__DIRECTION 1__: Reproduce the listing without any changes, from its first line through the line containing "- low-price-label: ←9.22: [170, 334, 204, 347]", with both of those lines included.

__EXCERPT TO READ__:
Just how good were the arms in getting the Eagles to the ACC Tournament?

Courtesy BC Athletics

More than maybe any other sport, baseball uses mathematics to predict and prognosticate how a team might perform. It can be used to measure how close they are to being successful, and it measures if the end is justifying the means.

As they've grown and developed, advanced, SABRmetric statistics can provide a glimpse into that performance. They've made some numbers that formerly were used to measure success obsolete, and they've replaced them with new statistics designed to dive into performance, taking into consideration certain success variables.

Some of the numbers are a little too deep. As the number of available stats grows, more categories can be used to bend performance to shape how successful a player or team is, regardless of how it looks or feels. So you have to determine which stats are right for you. It might seem a little bit of a buffet where you pick and choose what you think will work best for you, but I've always felt there are several key stats that are more essential than the rest.

Before the season, I detailed just how good the Eagles would need to be to get where they wanted to be. In the long and short of it, I predicted BC would need 569 hits and 801 total bases in order to score 318 runs. Those numbers would put them approximately at 32 wins in a 55-game schedule and qualify them, minimally, for the ACC Tournament.

As it turns out, the Eagles only scored 249 runs this year on 446 hits and 597 total bases. And instead of winning 58% of their games, which 32 out of 55 would've been, Boston College won 31 out of 50 - or 62% of their games. Even the Pythagorean Win-Loss, which measures a team's record based on how they performed (thereby determining how they "should have done") put the Eagles at 30 wins in 50 games, meaning the variance is negligible when we're dealing with one game.

That means the offense did exactly what it needed to do in order to win 31 games, and the pitching did exactly what it needed to do - whatever that means. The offense was good when it needed to be, and a number of players hit over .300 down the stretch in a swath of games. But over the course of the entire sample, their early season struggles and losses against teams like Clemson and Pittsburgh weight down the success they might've had at the end of the year. In the end, that number looks a lot worse than it probably was.

__DATA PROVIDED__:
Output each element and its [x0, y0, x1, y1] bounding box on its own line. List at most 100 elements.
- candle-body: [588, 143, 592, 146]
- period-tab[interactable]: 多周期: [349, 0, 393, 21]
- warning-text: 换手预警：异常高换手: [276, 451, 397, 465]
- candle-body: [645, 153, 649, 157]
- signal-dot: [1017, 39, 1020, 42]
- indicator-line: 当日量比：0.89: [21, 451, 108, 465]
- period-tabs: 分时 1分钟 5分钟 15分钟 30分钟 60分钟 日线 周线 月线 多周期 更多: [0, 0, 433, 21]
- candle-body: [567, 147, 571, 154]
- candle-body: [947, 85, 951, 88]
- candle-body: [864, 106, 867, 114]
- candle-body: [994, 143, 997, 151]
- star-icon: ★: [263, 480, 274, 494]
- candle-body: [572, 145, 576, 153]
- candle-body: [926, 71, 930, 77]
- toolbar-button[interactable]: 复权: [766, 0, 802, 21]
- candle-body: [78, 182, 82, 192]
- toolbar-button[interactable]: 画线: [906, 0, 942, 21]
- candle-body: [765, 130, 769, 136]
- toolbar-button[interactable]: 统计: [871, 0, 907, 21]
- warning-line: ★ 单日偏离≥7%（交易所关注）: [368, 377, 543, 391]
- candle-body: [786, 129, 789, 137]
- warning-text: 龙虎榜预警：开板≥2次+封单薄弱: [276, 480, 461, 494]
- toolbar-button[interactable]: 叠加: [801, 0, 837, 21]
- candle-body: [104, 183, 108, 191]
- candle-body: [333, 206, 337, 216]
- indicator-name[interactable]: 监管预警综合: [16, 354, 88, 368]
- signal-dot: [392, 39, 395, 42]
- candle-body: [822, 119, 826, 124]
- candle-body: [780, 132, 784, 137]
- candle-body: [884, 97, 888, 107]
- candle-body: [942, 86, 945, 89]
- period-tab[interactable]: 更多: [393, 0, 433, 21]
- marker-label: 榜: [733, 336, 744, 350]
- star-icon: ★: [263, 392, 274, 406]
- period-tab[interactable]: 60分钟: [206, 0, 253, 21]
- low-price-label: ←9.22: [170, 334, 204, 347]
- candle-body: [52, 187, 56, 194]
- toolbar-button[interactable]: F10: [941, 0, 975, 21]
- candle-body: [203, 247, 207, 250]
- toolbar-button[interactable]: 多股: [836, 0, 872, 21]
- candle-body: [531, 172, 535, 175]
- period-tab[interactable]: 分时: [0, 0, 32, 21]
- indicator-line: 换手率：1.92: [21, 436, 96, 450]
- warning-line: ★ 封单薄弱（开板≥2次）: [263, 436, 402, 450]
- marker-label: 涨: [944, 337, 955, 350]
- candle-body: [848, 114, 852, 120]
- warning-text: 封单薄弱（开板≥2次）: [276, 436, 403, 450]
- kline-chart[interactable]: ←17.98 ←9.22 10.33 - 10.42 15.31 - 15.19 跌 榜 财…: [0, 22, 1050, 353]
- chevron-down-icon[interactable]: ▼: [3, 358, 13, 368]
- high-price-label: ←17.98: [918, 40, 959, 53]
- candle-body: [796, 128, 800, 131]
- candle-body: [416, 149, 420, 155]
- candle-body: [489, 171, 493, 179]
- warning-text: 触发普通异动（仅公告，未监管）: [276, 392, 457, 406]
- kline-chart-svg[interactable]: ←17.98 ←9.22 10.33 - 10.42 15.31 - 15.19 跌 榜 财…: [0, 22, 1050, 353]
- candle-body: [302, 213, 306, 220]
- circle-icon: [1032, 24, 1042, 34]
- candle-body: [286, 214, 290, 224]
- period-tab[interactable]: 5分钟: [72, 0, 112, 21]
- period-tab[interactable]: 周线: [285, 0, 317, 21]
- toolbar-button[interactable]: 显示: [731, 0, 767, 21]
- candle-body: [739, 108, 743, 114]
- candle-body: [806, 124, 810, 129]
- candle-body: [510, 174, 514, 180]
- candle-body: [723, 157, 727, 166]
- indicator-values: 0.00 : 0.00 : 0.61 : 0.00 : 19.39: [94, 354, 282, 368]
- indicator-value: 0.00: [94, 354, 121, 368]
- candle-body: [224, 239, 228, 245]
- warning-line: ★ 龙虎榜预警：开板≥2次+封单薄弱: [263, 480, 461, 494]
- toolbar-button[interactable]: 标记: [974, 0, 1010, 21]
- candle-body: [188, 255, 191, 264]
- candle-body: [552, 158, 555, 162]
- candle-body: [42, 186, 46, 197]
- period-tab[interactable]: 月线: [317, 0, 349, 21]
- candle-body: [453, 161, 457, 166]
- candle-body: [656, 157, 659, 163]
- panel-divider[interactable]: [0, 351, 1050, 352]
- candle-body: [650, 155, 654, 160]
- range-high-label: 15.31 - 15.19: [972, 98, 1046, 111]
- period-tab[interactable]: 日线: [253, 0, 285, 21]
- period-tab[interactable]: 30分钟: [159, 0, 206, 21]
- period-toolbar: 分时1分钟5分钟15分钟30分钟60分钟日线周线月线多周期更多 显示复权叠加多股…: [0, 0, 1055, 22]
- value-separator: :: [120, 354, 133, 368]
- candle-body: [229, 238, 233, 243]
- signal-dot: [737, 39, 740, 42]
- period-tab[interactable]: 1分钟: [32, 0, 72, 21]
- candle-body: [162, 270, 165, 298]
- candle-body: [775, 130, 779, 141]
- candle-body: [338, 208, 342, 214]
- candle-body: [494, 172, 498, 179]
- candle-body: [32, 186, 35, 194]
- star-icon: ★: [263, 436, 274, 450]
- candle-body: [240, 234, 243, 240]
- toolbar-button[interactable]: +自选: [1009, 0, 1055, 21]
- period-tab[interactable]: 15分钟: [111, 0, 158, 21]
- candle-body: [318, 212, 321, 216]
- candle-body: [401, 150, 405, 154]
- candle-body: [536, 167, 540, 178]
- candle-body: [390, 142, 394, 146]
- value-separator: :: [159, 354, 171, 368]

__DIRECTION 2__: Rewrite the article on Boston College baseball, beginning with "More than maybe" and running through "justifying the means.", and put "statistics" in place of "mathematics".

__COMPLETE RESPONSE 1__:
Output each element and its [x0, y0, x1, y1] bounding box on its own line. List at most 100 elements.
- candle-body: [588, 143, 592, 146]
- period-tab[interactable]: 多周期: [349, 0, 393, 21]
- warning-text: 换手预警：异常高换手: [276, 451, 397, 465]
- candle-body: [645, 153, 649, 157]
- signal-dot: [1017, 39, 1020, 42]
- indicator-line: 当日量比：0.89: [21, 451, 108, 465]
- period-tabs: 分时 1分钟 5分钟 15分钟 30分钟 60分钟 日线 周线 月线 多周期 更多: [0, 0, 433, 21]
- candle-body: [567, 147, 571, 154]
- candle-body: [947, 85, 951, 88]
- candle-body: [864, 106, 867, 114]
- candle-body: [994, 143, 997, 151]
- star-icon: ★: [263, 480, 274, 494]
- candle-body: [572, 145, 576, 153]
- candle-body: [926, 71, 930, 77]
- toolbar-button[interactable]: 复权: [766, 0, 802, 21]
- candle-body: [78, 182, 82, 192]
- toolbar-button[interactable]: 画线: [906, 0, 942, 21]
- candle-body: [765, 130, 769, 136]
- toolbar-button[interactable]: 统计: [871, 0, 907, 21]
- warning-line: ★ 单日偏离≥7%（交易所关注）: [368, 377, 543, 391]
- candle-body: [786, 129, 789, 137]
- warning-text: 龙虎榜预警：开板≥2次+封单薄弱: [276, 480, 461, 494]
- toolbar-button[interactable]: 叠加: [801, 0, 837, 21]
- candle-body: [104, 183, 108, 191]
- candle-body: [333, 206, 337, 216]
- indicator-name[interactable]: 监管预警综合: [16, 354, 88, 368]
- signal-dot: [392, 39, 395, 42]
- candle-body: [822, 119, 826, 124]
- candle-body: [780, 132, 784, 137]
- candle-body: [884, 97, 888, 107]
- candle-body: [942, 86, 945, 89]
- period-tab[interactable]: 更多: [393, 0, 433, 21]
- marker-label: 榜: [733, 336, 744, 350]
- star-icon: ★: [263, 392, 274, 406]
- period-tab[interactable]: 60分钟: [206, 0, 253, 21]
- low-price-label: ←9.22: [170, 334, 204, 347]

__COMPLETE RESPONSE 2__:
More than maybe any other sport, baseball uses statistics to predict and prognosticate how a team might perform. It can be used to measure how close they are to being successful, and it measures if the end is justifying the means.